What you are asked to do:
Reproduce every record exactly as it appears, but not the pictures.

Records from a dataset
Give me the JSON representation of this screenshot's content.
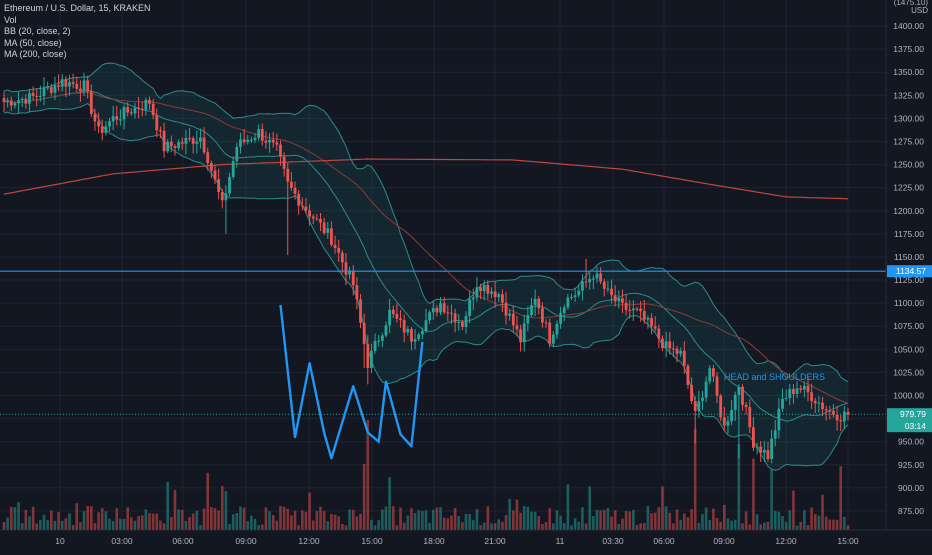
{
  "chart_data": {
    "type": "candlestick",
    "title": "Ethereum / U.S. Dollar, 15, KRAKEN",
    "indicators": [
      "Vol",
      "BB (20, close, 2)",
      "MA (50, close)",
      "MA (200, close)"
    ],
    "y_axis": {
      "currency_label": "USD",
      "top_partial_label": "(1475.10)",
      "ticks": [
        1400,
        1375,
        1350,
        1325,
        1300,
        1275,
        1250,
        1225,
        1200,
        1175,
        1150,
        1125,
        1100,
        1075,
        1050,
        1025,
        1000,
        975,
        950,
        925,
        900,
        875
      ],
      "tick_labels": [
        "1400.00",
        "1375.00",
        "1350.00",
        "1325.00",
        "1300.00",
        "1275.00",
        "1250.00",
        "1225.00",
        "1200.00",
        "1175.00",
        "1150.00",
        "1125.00",
        "1100.00",
        "1075.00",
        "1050.00",
        "1025.00",
        "1000.00",
        "975.00",
        "950.00",
        "925.00",
        "900.00",
        "875.00"
      ],
      "ylim": [
        860,
        1420
      ]
    },
    "x_axis": {
      "tick_labels": [
        "10",
        "03:00",
        "06:00",
        "09:00",
        "12:00",
        "15:00",
        "18:00",
        "21:00",
        "11",
        "03:30",
        "06:00",
        "09:00",
        "12:00",
        "15:00"
      ]
    },
    "horizontal_line": {
      "value": 1134.57,
      "label": "1134.57",
      "color": "#2196f3"
    },
    "last_price": {
      "value": 979.79,
      "label": "979.79",
      "countdown": "03:14",
      "color": "#26a69a"
    },
    "annotation": {
      "text": "HEAD and SHOULDERS",
      "color": "#2196f3"
    },
    "pattern_points": [
      [
        76,
        1098
      ],
      [
        80,
        955
      ],
      [
        84,
        1035
      ],
      [
        88,
        960
      ],
      [
        90,
        932
      ],
      [
        96,
        1010
      ],
      [
        100,
        960
      ],
      [
        103,
        950
      ],
      [
        105,
        1015
      ],
      [
        109,
        958
      ],
      [
        112,
        945
      ],
      [
        115,
        1058
      ]
    ],
    "price_anchors": [
      [
        0,
        1318
      ],
      [
        8,
        1323
      ],
      [
        16,
        1340
      ],
      [
        22,
        1335
      ],
      [
        26,
        1285
      ],
      [
        30,
        1300
      ],
      [
        40,
        1318
      ],
      [
        44,
        1268
      ],
      [
        54,
        1280
      ],
      [
        56,
        1258
      ],
      [
        60,
        1205
      ],
      [
        64,
        1270
      ],
      [
        70,
        1285
      ],
      [
        75,
        1265
      ],
      [
        78,
        1228
      ],
      [
        82,
        1207
      ],
      [
        90,
        1170
      ],
      [
        96,
        1120
      ],
      [
        100,
        1035
      ],
      [
        106,
        1090
      ],
      [
        112,
        1063
      ],
      [
        118,
        1090
      ],
      [
        120,
        1100
      ],
      [
        126,
        1078
      ],
      [
        130,
        1122
      ],
      [
        136,
        1110
      ],
      [
        142,
        1060
      ],
      [
        146,
        1108
      ],
      [
        150,
        1062
      ],
      [
        154,
        1102
      ],
      [
        158,
        1113
      ],
      [
        162,
        1132
      ],
      [
        166,
        1110
      ],
      [
        170,
        1095
      ],
      [
        174,
        1090
      ],
      [
        178,
        1073
      ],
      [
        182,
        1052
      ],
      [
        186,
        1045
      ],
      [
        190,
        978
      ],
      [
        194,
        1030
      ],
      [
        198,
        965
      ],
      [
        202,
        1012
      ],
      [
        206,
        950
      ],
      [
        210,
        935
      ],
      [
        214,
        995
      ],
      [
        218,
        1010
      ],
      [
        222,
        1000
      ],
      [
        226,
        985
      ],
      [
        230,
        978
      ],
      [
        232,
        980
      ]
    ],
    "ma200_anchors": [
      [
        0,
        1218
      ],
      [
        30,
        1240
      ],
      [
        60,
        1250
      ],
      [
        100,
        1256
      ],
      [
        140,
        1255
      ],
      [
        170,
        1245
      ],
      [
        195,
        1228
      ],
      [
        215,
        1215
      ],
      [
        232,
        1213
      ]
    ],
    "volume_max": 100,
    "up_color": "#26a69a",
    "down_color": "#ef5350",
    "ma50_color": "#8b3c33",
    "ma200_color": "#c0463e",
    "bb_color": "#2c8b8a"
  }
}
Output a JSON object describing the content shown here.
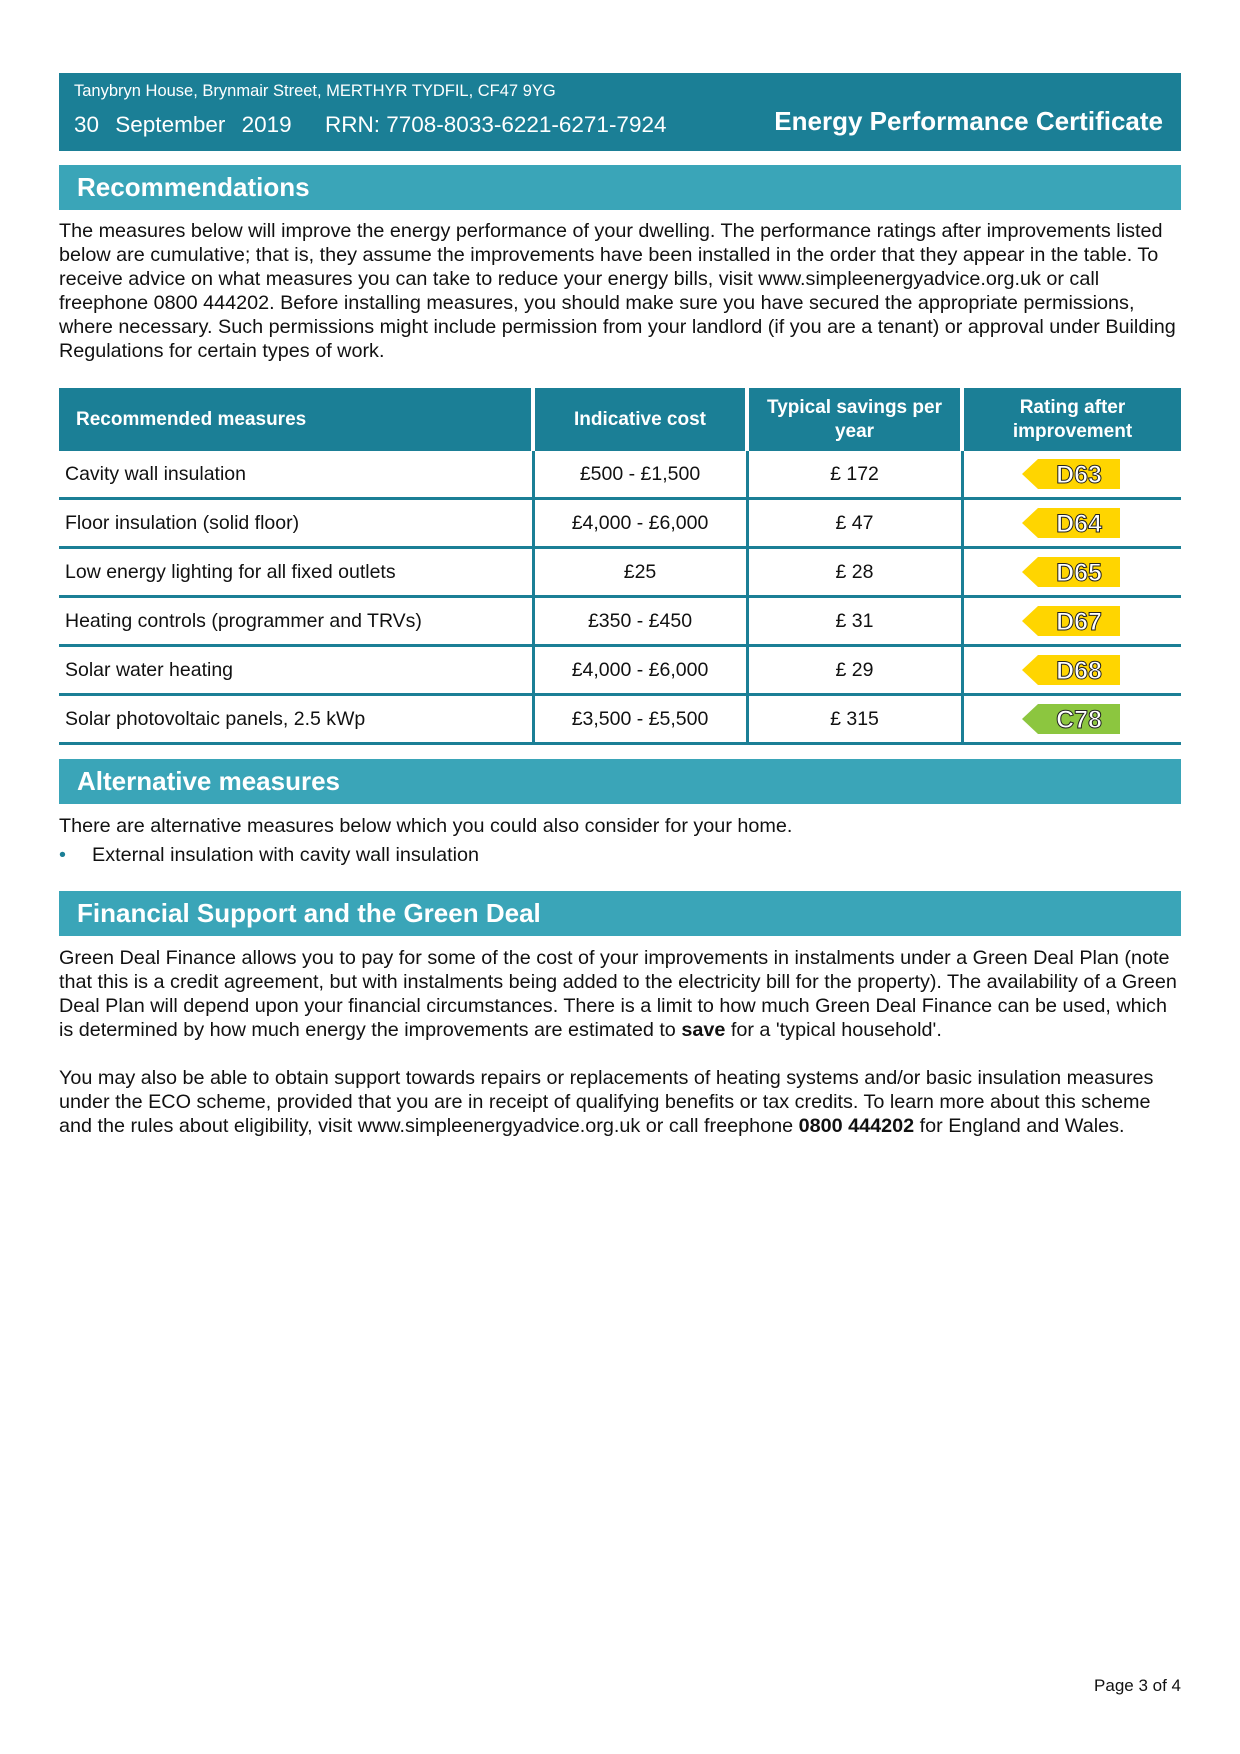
{
  "header": {
    "address": "Tanybryn House, Brynmair Street, MERTHYR TYDFIL, CF47 9YG",
    "date": "30 September 2019",
    "rrn": "RRN: 7708-8033-6221-6271-7924",
    "title": "Energy Performance Certificate"
  },
  "recommendations": {
    "heading": "Recommendations",
    "intro": "The measures below will improve the energy performance of your dwelling. The performance ratings after improvements listed below are cumulative; that is, they assume the improvements have been installed in the order that they appear in the table. To receive advice on what measures you can take to reduce your energy bills, visit www.simpleenergyadvice.org.uk or call freephone 0800 444202. Before installing measures, you should make sure you have secured the appropriate permissions, where necessary. Such permissions might include permission from your landlord (if you are a tenant) or approval under Building Regulations for certain types of work.",
    "table": {
      "columns": [
        "Recommended measures",
        "Indicative cost",
        "Typical savings per year",
        "Rating after improvement"
      ],
      "rows": [
        {
          "measure": "Cavity wall insulation",
          "cost": "£500 - £1,500",
          "savings": "£ 172",
          "rating": "D63",
          "color": "#ffd500"
        },
        {
          "measure": "Floor insulation (solid floor)",
          "cost": "£4,000 - £6,000",
          "savings": "£ 47",
          "rating": "D64",
          "color": "#ffd500"
        },
        {
          "measure": "Low energy lighting for all fixed outlets",
          "cost": "£25",
          "savings": "£ 28",
          "rating": "D65",
          "color": "#ffd500"
        },
        {
          "measure": "Heating controls (programmer and TRVs)",
          "cost": "£350 - £450",
          "savings": "£ 31",
          "rating": "D67",
          "color": "#ffd500"
        },
        {
          "measure": "Solar water heating",
          "cost": "£4,000 - £6,000",
          "savings": "£ 29",
          "rating": "D68",
          "color": "#ffd500"
        },
        {
          "measure": "Solar photovoltaic panels, 2.5 kWp",
          "cost": "£3,500 - £5,500",
          "savings": "£ 315",
          "rating": "C78",
          "color": "#8cc63f"
        }
      ]
    }
  },
  "alternative": {
    "heading": "Alternative measures",
    "intro": "There are alternative measures below which you could also consider for your home.",
    "items": [
      "External insulation with cavity wall insulation"
    ]
  },
  "financial": {
    "heading": "Financial Support and the Green Deal",
    "paragraphs": [
      [
        {
          "text": "Green Deal Finance allows you to pay for some of the cost of your improvements in instalments under a Green Deal Plan (note that this is a credit agreement, but with instalments being added to the electricity bill for the property). The availability of a Green Deal Plan will depend upon your financial circumstances. There is a limit to how much Green Deal Finance can be used, which is determined by how much energy the improvements are estimated to "
        },
        {
          "text": "save",
          "bold": true
        },
        {
          "text": " for a 'typical household'."
        }
      ],
      [
        {
          "text": "You may also be able to obtain support towards repairs or replacements of heating systems and/or basic insulation measures under the ECO scheme, provided that you are in receipt of qualifying benefits or tax credits. To learn more about this scheme and the rules about eligibility, visit www.simpleenergyadvice.org.uk or call freephone "
        },
        {
          "text": "0800 444202",
          "bold": true
        },
        {
          "text": " for England and Wales."
        }
      ]
    ]
  },
  "footer": {
    "page": "Page 3 of 4"
  }
}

Expected answer:
Give me the JSON representation of this screenshot's content.
{
  "chart_data": {
    "type": "candlestick",
    "title": "Ethereum / U.S. Dollar, 15, KRAKEN",
    "indicators": [
      "Vol",
      "BB (20, close, 2)",
      "MA (50, close)",
      "MA (200, close)"
    ],
    "y_axis": {
      "currency_label": "USD",
      "top_partial_label": "(1475.10)",
      "ticks": [
        1400,
        1375,
        1350,
        1325,
        1300,
        1275,
        1250,
        1225,
        1200,
        1175,
        1150,
        1125,
        1100,
        1075,
        1050,
        1025,
        1000,
        975,
        950,
        925,
        900,
        875
      ],
      "tick_labels": [
        "1400.00",
        "1375.00",
        "1350.00",
        "1325.00",
        "1300.00",
        "1275.00",
        "1250.00",
        "1225.00",
        "1200.00",
        "1175.00",
        "1150.00",
        "1125.00",
        "1100.00",
        "1075.00",
        "1050.00",
        "1025.00",
        "1000.00",
        "975.00",
        "950.00",
        "925.00",
        "900.00",
        "875.00"
      ],
      "ylim": [
        860,
        1420
      ]
    },
    "x_axis": {
      "tick_labels": [
        "10",
        "03:00",
        "06:00",
        "09:00",
        "12:00",
        "15:00",
        "18:00",
        "21:00",
        "11",
        "03:30",
        "06:00",
        "09:00",
        "12:00",
        "15:00"
      ]
    },
    "horizontal_line": {
      "value": 1134.57,
      "label": "1134.57",
      "color": "#2196f3"
    },
    "last_price": {
      "value": 979.79,
      "label": "979.79",
      "countdown": "03:14",
      "color": "#26a69a"
    },
    "annotation": {
      "text": "HEAD and SHOULDERS",
      "color": "#2196f3"
    },
    "pattern_points": [
      [
        76,
        1098
      ],
      [
        80,
        955
      ],
      [
        84,
        1035
      ],
      [
        88,
        960
      ],
      [
        90,
        932
      ],
      [
        96,
        1010
      ],
      [
        100,
        960
      ],
      [
        103,
        950
      ],
      [
        105,
        1015
      ],
      [
        109,
        958
      ],
      [
        112,
        945
      ],
      [
        115,
        1058
      ]
    ],
    "price_anchors": [
      [
        0,
        1318
      ],
      [
        8,
        1323
      ],
      [
        16,
        1340
      ],
      [
        22,
        1335
      ],
      [
        26,
        1285
      ],
      [
        30,
        1300
      ],
      [
        40,
        1318
      ],
      [
        44,
        1268
      ],
      [
        54,
        1280
      ],
      [
        56,
        1258
      ],
      [
        60,
        1205
      ],
      [
        64,
        1270
      ],
      [
        70,
        1285
      ],
      [
        75,
        1265
      ],
      [
        78,
        1228
      ],
      [
        82,
        1207
      ],
      [
        90,
        1170
      ],
      [
        96,
        1120
      ],
      [
        100,
        1035
      ],
      [
        106,
        1090
      ],
      [
        112,
        1063
      ],
      [
        118,
        1090
      ],
      [
        120,
        1100
      ],
      [
        126,
        1078
      ],
      [
        130,
        1122
      ],
      [
        136,
        1110
      ],
      [
        142,
        1060
      ],
      [
        146,
        1108
      ],
      [
        150,
        1062
      ],
      [
        154,
        1102
      ],
      [
        158,
        1113
      ],
      [
        162,
        1132
      ],
      [
        166,
        1110
      ],
      [
        170,
        1095
      ],
      [
        174,
        1090
      ],
      [
        178,
        1073
      ],
      [
        182,
        1052
      ],
      [
        186,
        1045
      ],
      [
        190,
        978
      ],
      [
        194,
        1030
      ],
      [
        198,
        965
      ],
      [
        202,
        1012
      ],
      [
        206,
        950
      ],
      [
        210,
        935
      ],
      [
        214,
        995
      ],
      [
        218,
        1010
      ],
      [
        222,
        1000
      ],
      [
        226,
        985
      ],
      [
        230,
        978
      ],
      [
        232,
        980
      ]
    ],
    "ma200_anchors": [
      [
        0,
        1218
      ],
      [
        30,
        1240
      ],
      [
        60,
        1250
      ],
      [
        100,
        1256
      ],
      [
        140,
        1255
      ],
      [
        170,
        1245
      ],
      [
        195,
        1228
      ],
      [
        215,
        1215
      ],
      [
        232,
        1213
      ]
    ],
    "volume_max": 100,
    "up_color": "#26a69a",
    "down_color": "#ef5350",
    "ma50_color": "#8b3c33",
    "ma200_color": "#c0463e",
    "bb_color": "#2c8b8a"
  }
}
Output a JSON object describing the content shown here.
{
  "header": {
    "address": "Tanybryn House, Brynmair Street, MERTHYR TYDFIL, CF47 9YG",
    "date": "30 September 2019",
    "rrn": "RRN: 7708-8033-6221-6271-7924",
    "title": "Energy Performance Certificate"
  },
  "recommendations": {
    "heading": "Recommendations",
    "intro": "The measures below will improve the energy performance of your dwelling. The performance ratings after improvements listed below are cumulative; that is, they assume the improvements have been installed in the order that they appear in the table. To receive advice on what measures you can take to reduce your energy bills, visit www.simpleenergyadvice.org.uk or call freephone 0800 444202. Before installing measures, you should make sure you have secured the appropriate permissions, where necessary. Such permissions might include permission from your landlord (if you are a tenant) or approval under Building Regulations for certain types of work.",
    "table": {
      "columns": [
        "Recommended measures",
        "Indicative cost",
        "Typical savings per year",
        "Rating after improvement"
      ],
      "rows": [
        {
          "measure": "Cavity wall insulation",
          "cost": "£500 - £1,500",
          "savings": "£ 172",
          "rating": "D63",
          "color": "#ffd500"
        },
        {
          "measure": "Floor insulation (solid floor)",
          "cost": "£4,000 - £6,000",
          "savings": "£ 47",
          "rating": "D64",
          "color": "#ffd500"
        },
        {
          "measure": "Low energy lighting for all fixed outlets",
          "cost": "£25",
          "savings": "£ 28",
          "rating": "D65",
          "color": "#ffd500"
        },
        {
          "measure": "Heating controls (programmer and TRVs)",
          "cost": "£350 - £450",
          "savings": "£ 31",
          "rating": "D67",
          "color": "#ffd500"
        },
        {
          "measure": "Solar water heating",
          "cost": "£4,000 - £6,000",
          "savings": "£ 29",
          "rating": "D68",
          "color": "#ffd500"
        },
        {
          "measure": "Solar photovoltaic panels, 2.5 kWp",
          "cost": "£3,500 - £5,500",
          "savings": "£ 315",
          "rating": "C78",
          "color": "#8cc63f"
        }
      ]
    }
  },
  "alternative": {
    "heading": "Alternative measures",
    "intro": "There are alternative measures below which you could also consider for your home.",
    "items": [
      "External insulation with cavity wall insulation"
    ]
  },
  "financial": {
    "heading": "Financial Support and the Green Deal",
    "paragraphs": [
      [
        {
          "text": "Green Deal Finance allows you to pay for some of the cost of your improvements in instalments under a Green Deal Plan (note that this is a credit agreement, but with instalments being added to the electricity bill for the property). The availability of a Green Deal Plan will depend upon your financial circumstances. There is a limit to how much Green Deal Finance can be used, which is determined by how much energy the improvements are estimated to "
        },
        {
          "text": "save",
          "bold": true
        },
        {
          "text": " for a 'typical household'."
        }
      ],
      [
        {
          "text": "You may also be able to obtain support towards repairs or replacements of heating systems and/or basic insulation measures under the ECO scheme, provided that you are in receipt of qualifying benefits or tax credits. To learn more about this scheme and the rules about eligibility, visit www.simpleenergyadvice.org.uk or call freephone "
        },
        {
          "text": "0800 444202",
          "bold": true
        },
        {
          "text": " for England and Wales."
        }
      ]
    ]
  },
  "footer": {
    "page": "Page 3 of 4"
  }
}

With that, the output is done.